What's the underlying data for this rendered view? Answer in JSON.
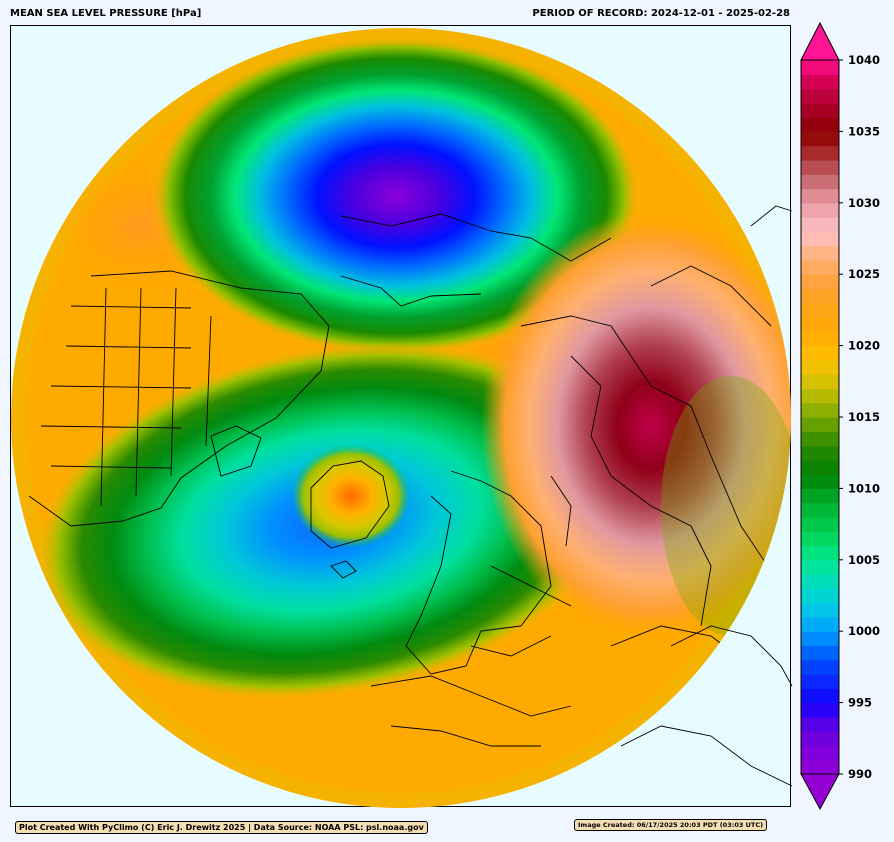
{
  "header": {
    "title": "MEAN SEA LEVEL PRESSURE [hPa]",
    "period": "PERIOD OF RECORD: 2024-12-01 - 2025-02-28"
  },
  "colorbar": {
    "ticks": [
      "990",
      "995",
      "1000",
      "1005",
      "1010",
      "1015",
      "1020",
      "1025",
      "1030",
      "1035",
      "1040"
    ],
    "range": [
      990,
      1040
    ],
    "extend": "both"
  },
  "colors": {
    "ocean": "#e6fcff",
    "page_bg": "#f0f6ff",
    "low_990": "#9400d3",
    "mid_1005": "#00e5c0",
    "mid_1012": "#008000",
    "base_1020": "#ffa500",
    "high_1035": "#8b0000",
    "high_1040": "#ff1493"
  },
  "footer": {
    "credit": "Plot Created With PyClimo (C) Eric J. Drewitz 2025 | Data Source: NOAA PSL: psl.noaa.gov",
    "created": "Image Created: 06/17/2025 20:03 PDT (03:03 UTC)"
  }
}
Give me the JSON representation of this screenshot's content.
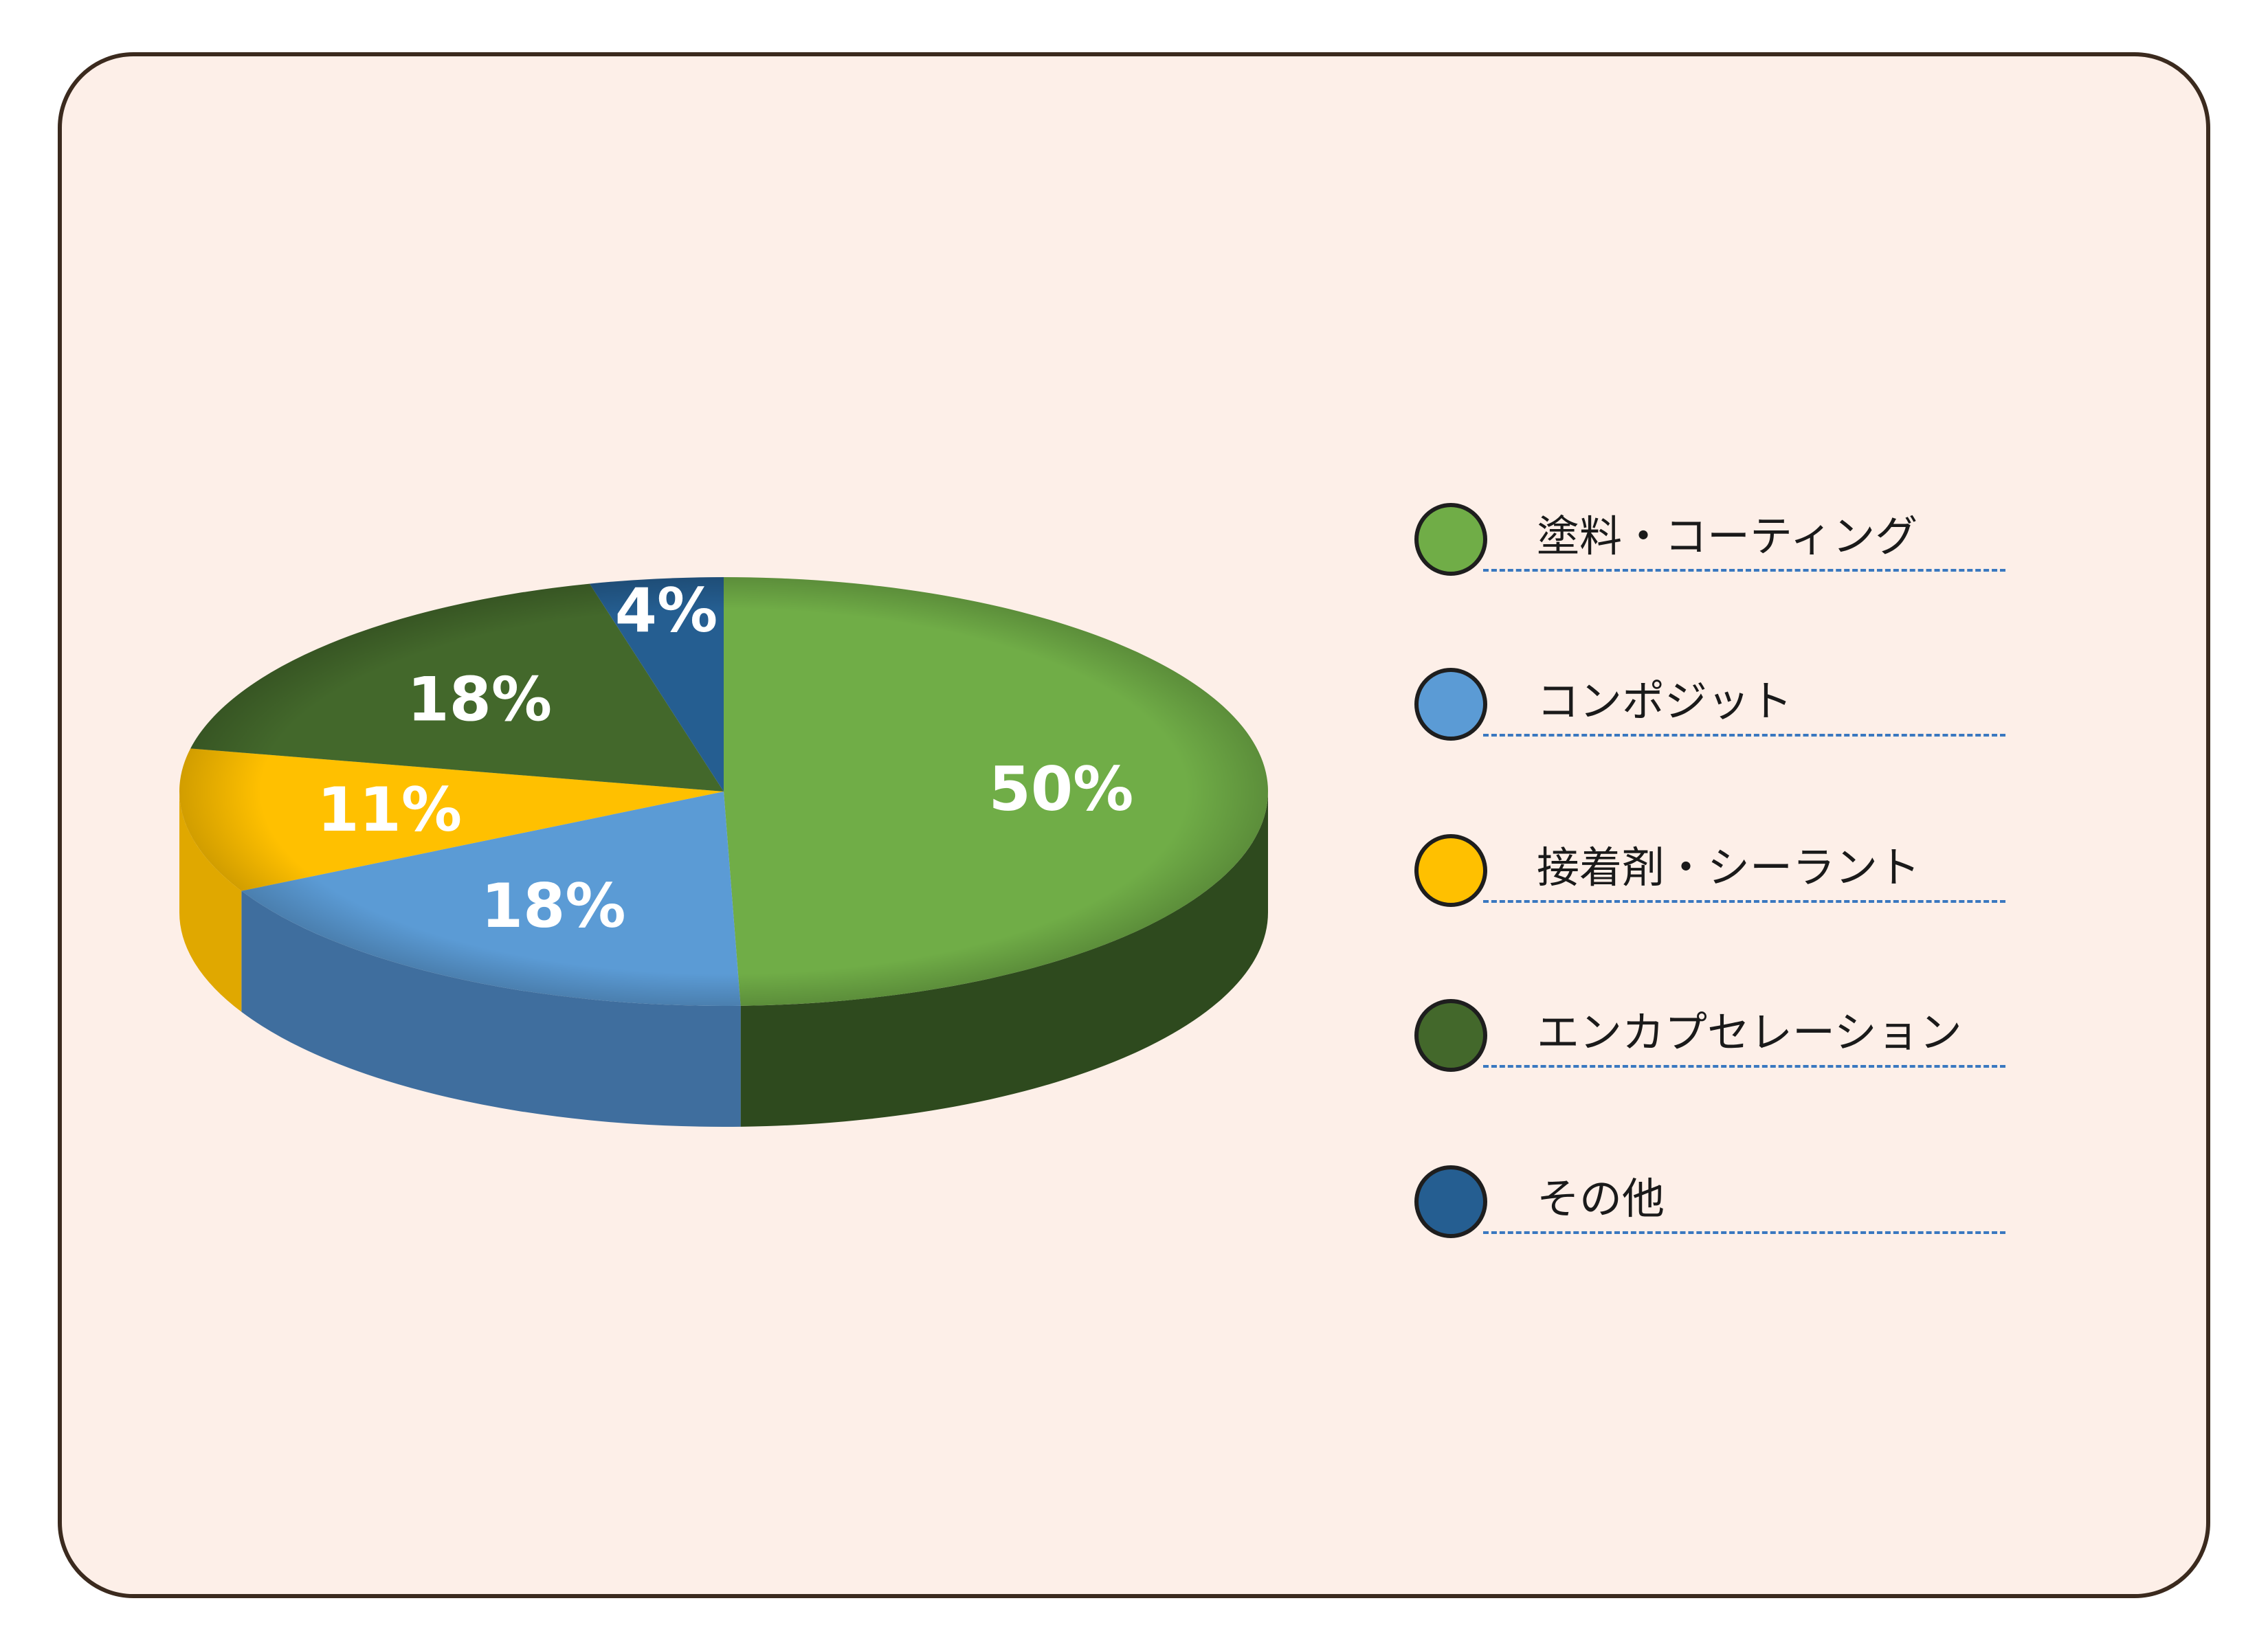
{
  "chart_data": {
    "type": "pie",
    "title": "",
    "legend_position": "right",
    "series": [
      {
        "name": "塗料・コーティング",
        "value": 50,
        "label": "50%",
        "color": "#70ad47",
        "side_color": "#2e4a1e"
      },
      {
        "name": "コンポジット",
        "value": 18,
        "label": "18%",
        "color": "#5b9bd5",
        "side_color": "#3f6e9e"
      },
      {
        "name": "接着剤・シーラント",
        "value": 11,
        "label": "11%",
        "color": "#ffc000",
        "side_color": "#e0a800"
      },
      {
        "name": "エンカプセレーション",
        "value": 18,
        "label": "18%",
        "color": "#43682b",
        "side_color": "#2a4419"
      },
      {
        "name": "その他",
        "value": 4,
        "label": "4%",
        "color": "#255e91",
        "side_color": "#1a4266"
      }
    ]
  }
}
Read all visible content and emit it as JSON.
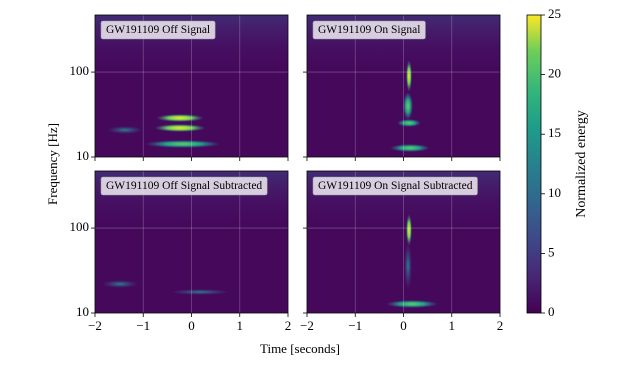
{
  "chart_data": {
    "type": "spectrogram",
    "panels": [
      {
        "title": "GW191109 Off Signal"
      },
      {
        "title": "GW191109 On Signal"
      },
      {
        "title": "GW191109 Off Signal Subtracted"
      },
      {
        "title": "GW191109 On Signal Subtracted"
      }
    ],
    "xlabel": "Time [seconds]",
    "ylabel": "Frequency [Hz]",
    "xlim": [
      -2,
      2
    ],
    "xticks": [
      {
        "value": -2,
        "label": "−2"
      },
      {
        "value": -1,
        "label": "−1"
      },
      0,
      1,
      2
    ],
    "ylim": [
      10,
      470
    ],
    "yticks": [
      10,
      100
    ],
    "ylog": true,
    "grid": true,
    "colorbar": {
      "label": "Normalized energy",
      "lim": [
        0,
        25
      ],
      "ticks": [
        0,
        5,
        10,
        15,
        20,
        25
      ]
    }
  }
}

——

- Directions for this task -
Copy every line of the data exactly as written, excluding the pictures.

- Reply -
What's the underlying data for this rendered view? Answer in JSON.
{
  "header": {
    "title": "MEAN SEA LEVEL PRESSURE [hPa]",
    "period": "PERIOD OF RECORD: 2024-12-01 - 2025-02-28"
  },
  "colorbar": {
    "ticks": [
      "990",
      "995",
      "1000",
      "1005",
      "1010",
      "1015",
      "1020",
      "1025",
      "1030",
      "1035",
      "1040"
    ],
    "range": [
      990,
      1040
    ],
    "extend": "both"
  },
  "colors": {
    "ocean": "#e6fcff",
    "page_bg": "#f0f6ff",
    "low_990": "#9400d3",
    "mid_1005": "#00e5c0",
    "mid_1012": "#008000",
    "base_1020": "#ffa500",
    "high_1035": "#8b0000",
    "high_1040": "#ff1493"
  },
  "footer": {
    "credit": "Plot Created With PyClimo (C) Eric J. Drewitz 2025 | Data Source: NOAA PSL: psl.noaa.gov",
    "created": "Image Created: 06/17/2025 20:03 PDT (03:03 UTC)"
  }
}
Give me the JSON representation of this screenshot's content.
{
  "chart_data": {
    "type": "pie",
    "title": "",
    "legend_position": "right",
    "series": [
      {
        "name": "塗料・コーティング",
        "value": 50,
        "label": "50%",
        "color": "#70ad47",
        "side_color": "#2e4a1e"
      },
      {
        "name": "コンポジット",
        "value": 18,
        "label": "18%",
        "color": "#5b9bd5",
        "side_color": "#3f6e9e"
      },
      {
        "name": "接着剤・シーラント",
        "value": 11,
        "label": "11%",
        "color": "#ffc000",
        "side_color": "#e0a800"
      },
      {
        "name": "エンカプセレーション",
        "value": 18,
        "label": "18%",
        "color": "#43682b",
        "side_color": "#2a4419"
      },
      {
        "name": "その他",
        "value": 4,
        "label": "4%",
        "color": "#255e91",
        "side_color": "#1a4266"
      }
    ]
  }
}
Read all visible content and emit it as JSON.
{
  "chart_data": {
    "type": "spectrogram",
    "panels": [
      {
        "title": "GW191109 Off Signal"
      },
      {
        "title": "GW191109 On Signal"
      },
      {
        "title": "GW191109 Off Signal Subtracted"
      },
      {
        "title": "GW191109 On Signal Subtracted"
      }
    ],
    "xlabel": "Time [seconds]",
    "ylabel": "Frequency [Hz]",
    "xlim": [
      -2,
      2
    ],
    "xticks": [
      {
        "value": -2,
        "label": "−2"
      },
      {
        "value": -1,
        "label": "−1"
      },
      0,
      1,
      2
    ],
    "ylim": [
      10,
      470
    ],
    "yticks": [
      10,
      100
    ],
    "ylog": true,
    "grid": true,
    "colorbar": {
      "label": "Normalized energy",
      "lim": [
        0,
        25
      ],
      "ticks": [
        0,
        5,
        10,
        15,
        20,
        25
      ]
    }
  }
}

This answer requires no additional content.